▸ **Work to do**: Copy out the data below as written; omit any images.

▸ **Exercise inputs**:
=======

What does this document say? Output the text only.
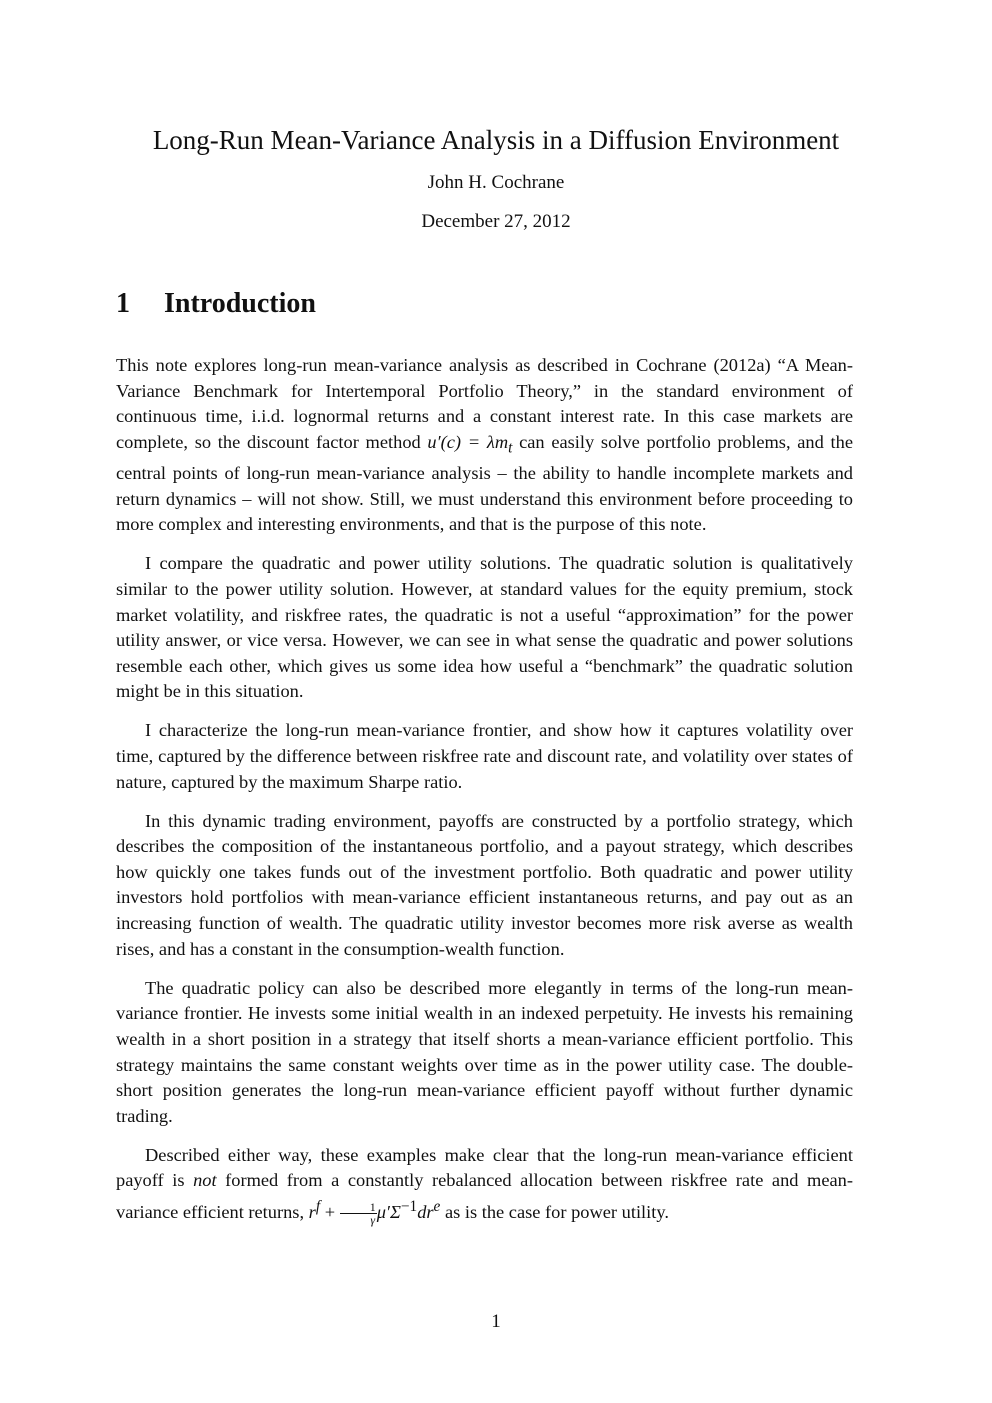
Long-Run Mean-Variance Analysis in a Diffusion Environment
John H. Cochrane
December 27, 2012
1 Introduction

This note explores long-run mean-variance analysis as described in Cochrane (2012a) “A Mean-Variance Benchmark for Intertemporal Portfolio Theory,” in the standard environment of continuous time, i.i.d. lognormal returns and a constant interest rate. In this case markets are complete, so the discount factor method $u'(c) = \lambda m_t$ can easily solve portfolio problems, and the central points of long-run mean-variance analysis – the ability to handle incomplete markets and return dynamics – will not show. Still, we must understand this environment before proceeding to more complex and interesting environments, and that is the purpose of this note.

I compare the quadratic and power utility solutions. The quadratic solution is qualitatively similar to the power utility solution. However, at standard values for the equity premium, stock market volatility, and riskfree rates, the quadratic is not a useful “approximation” for the power utility answer, or vice versa. However, we can see in what sense the quadratic and power solutions resemble each other, which gives us some idea how useful a “benchmark” the quadratic solution might be in this situation.

I characterize the long-run mean-variance frontier, and show how it captures volatility over time, captured by the difference between riskfree rate and discount rate, and volatility over states of nature, captured by the maximum Sharpe ratio.

In this dynamic trading environment, payoffs are constructed by a portfolio strategy, which describes the composition of the instantaneous portfolio, and a payout strategy, which describes how quickly one takes funds out of the investment portfolio. Both quadratic and power utility investors hold portfolios with mean-variance efficient instantaneous returns, and pay out as an increasing function of wealth. The quadratic utility investor becomes more risk averse as wealth rises, and has a constant in the consumption-wealth function.

The quadratic policy can also be described more elegantly in terms of the long-run mean-variance frontier. He invests some initial wealth in an indexed perpetuity. He invests his remaining wealth in a short position in a strategy that itself shorts a mean-variance efficient portfolio. This strategy maintains the same constant weights over time as in the power utility case. The double-short position generates the long-run mean-variance efficient payoff without further dynamic trading.

Described either way, these examples make clear that the long-run mean-variance efficient payoff is not formed from a constantly rebalanced allocation between riskfree rate and mean-variance efficient returns, $r^f + \frac{1}{\gamma} \mu'\Sigma^{-1}dr^e$ as is the case for power utility.

1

=======

▸ **Result for this task**:
What does this document say? Output the text only.
Long-Run Mean-Variance Analysis in a Diffusion Environment
John H. Cochrane
December 27, 2012
1 Introduction

This note explores long-run mean-variance analysis as described in Cochrane (2012a) “A Mean-Variance Benchmark for Intertemporal Portfolio Theory,” in the standard environment of continuous time, i.i.d. lognormal returns and a constant interest rate. In this case markets are complete, so the discount factor method $u'(c) = \lambda m_t$ can easily solve portfolio problems, and the central points of long-run mean-variance analysis – the ability to handle incomplete markets and return dynamics – will not show. Still, we must understand this environment before proceeding to more complex and interesting environments, and that is the purpose of this note.

I compare the quadratic and power utility solutions. The quadratic solution is qualitatively similar to the power utility solution. However, at standard values for the equity premium, stock market volatility, and riskfree rates, the quadratic is not a useful “approximation” for the power utility answer, or vice versa. However, we can see in what sense the quadratic and power solutions resemble each other, which gives us some idea how useful a “benchmark” the quadratic solution might be in this situation.

I characterize the long-run mean-variance frontier, and show how it captures volatility over time, captured by the difference between riskfree rate and discount rate, and volatility over states of nature, captured by the maximum Sharpe ratio.

In this dynamic trading environment, payoffs are constructed by a portfolio strategy, which describes the composition of the instantaneous portfolio, and a payout strategy, which describes how quickly one takes funds out of the investment portfolio. Both quadratic and power utility investors hold portfolios with mean-variance efficient instantaneous returns, and pay out as an increasing function of wealth. The quadratic utility investor becomes more risk averse as wealth rises, and has a constant in the consumption-wealth function.

The quadratic policy can also be described more elegantly in terms of the long-run mean-variance frontier. He invests some initial wealth in an indexed perpetuity. He invests his remaining wealth in a short position in a strategy that itself shorts a mean-variance efficient portfolio. This strategy maintains the same constant weights over time as in the power utility case. The double-short position generates the long-run mean-variance efficient payoff without further dynamic trading.

Described either way, these examples make clear that the long-run mean-variance efficient payoff is not formed from a constantly rebalanced allocation between riskfree rate and mean-variance efficient returns, $r^f + \frac{1}{\gamma} \mu'\Sigma^{-1}dr^e$ as is the case for power utility.

1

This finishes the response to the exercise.